* Passage *

↓

The recording unit 25 records position information of the obstacles detected by the detection unit 24. The recording unit 25 also records position information of obstacles that have been detected in the past. To be specific, the recording unit 25 records position information of obstacles that have been detected when the robot 11 has moved through or around in the moving area 12 in the past as well. Further, the recording unit 25 records a three-dimensional map of fixed obstacles created by comparing the obstacles detected by moving through or around in the area a plurality of times and setting an obstacle whose position does not change as a fixed obstacle.
When the detection unit 24 detects an obstacle that is likely to interfere with the robot 11 on the moving path 13, the check unit 26 checks the obstacle against the fixed obstacles recorded in the recording unit 25 for comparison. When the obstacle on the moving path 13 is not the fixed obstacle, the check unit 26 outputs a result indicating that the obstacle is the movable obstacle.
The control unit 27 controls various operations of the robot 11. The control unit 27 receives a result indicating that the obstacle on the moving path 13 is the movable obstacle from the check unit 26, and selects avoiding action or waiting action. When the control unit 27 selects waiting action, it determines the way of informing a person around or nearby about an obstacle to have it cleared away.
The informing device 23 includes an informing unit, a light, a speaker (not shown) or the like. The informing unit outputs a signal requesting to clear away the movable obstacle, and the light, the speaker, the main body of the robot 11 or the like calls a person's attention by light, sound or motion. The informing device 23 calls attention of a person around or nearby in the way determined by the control unit 27 and encourages the person to clear away the obstacle on the moving path 13.
The infrared camera 28, the non-contact thermometer 29 and the microphone 30 are to search for a person near the robot 11. Their specific operations are described later.
It should be noted that each of the elements in the obstacle handling device 22 may be implemented by executing a program by the control of an arithmetic unit (not shown) that is included in the obstacle handling device 22, which is a computer. Specifically, the obstacle handling device 22 may be implemented by loading a program that is stored in a storage unit (not shown) to a main storage device (not shown) and executing the program by the control of the arithmetic unit. Further, each of the elements is not necessarily implemented by software by a program, and it may be implemented by any combination of hardware, firm ware and software or the like.
The above-described program can be stored and provided to a computer using any type of non-transitory computer readable medium. The non-transitory computer readable medium includes any type of tangible storage medium. Examples of the non-transitory computer readable medium include a magnetic storage medium (such as a floppy disk, magnetic tape, hard disk drive, etc.), an optical magnetic storage medium (e.g. a magneto-optical disk), CD-ROM (Read Only Memory), CD-R, CD-R/W, and semiconductor memory (such as mask ROM, PROM (Programmable ROM), EPROM (Erasable PROM), flash ROM, RAM (Random Access Memory), etc.). Further, the program may be provided to a computer using any type of transitory computer readable medium. Examples of the transitory computer readable medium include electric signals, optical signals, and electromagnetic waves. The transitory computer readable medium can provide the program to a computer via a wired communication line such as an electric wire or an optical fiber or a wireless communication line.

↑

* Complete the following *
• A. According to the robot passage, what does the check unit 26 output when the obstacle on the moving path 13 is not a fixed obstacle?
• B. Copy the section of the robot passage starting at "The control unit 27 controls" and ending at "it cleared away.".
Rely only on the robot passage for these tasks.

* Extracted information *
↓

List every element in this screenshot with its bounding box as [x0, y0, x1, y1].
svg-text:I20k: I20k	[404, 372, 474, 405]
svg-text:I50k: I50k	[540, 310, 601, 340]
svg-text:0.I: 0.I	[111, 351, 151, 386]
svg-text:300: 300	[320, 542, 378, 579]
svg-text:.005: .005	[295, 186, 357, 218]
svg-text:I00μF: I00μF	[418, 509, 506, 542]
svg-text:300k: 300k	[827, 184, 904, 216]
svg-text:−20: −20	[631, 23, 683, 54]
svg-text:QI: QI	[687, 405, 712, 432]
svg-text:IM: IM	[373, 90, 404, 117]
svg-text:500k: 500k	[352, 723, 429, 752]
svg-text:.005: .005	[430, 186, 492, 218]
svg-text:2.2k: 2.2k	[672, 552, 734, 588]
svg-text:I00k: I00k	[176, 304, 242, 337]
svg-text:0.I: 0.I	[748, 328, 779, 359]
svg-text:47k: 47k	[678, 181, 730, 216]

↑

* Responses to the exercise *
• A. A result indicating that the obstacle is the movable obstacle.

• B.
The control unit 27 controls various operations of the robot 11. The control unit 27 receives a result indicating that the obstacle on the moving path 13 is the movable obstacle from the check unit 26, and selects avoiding action or waiting action. When the control unit 27 selects waiting action, it determines the way of informing a person around or nearby about an obstacle to have it cleared away.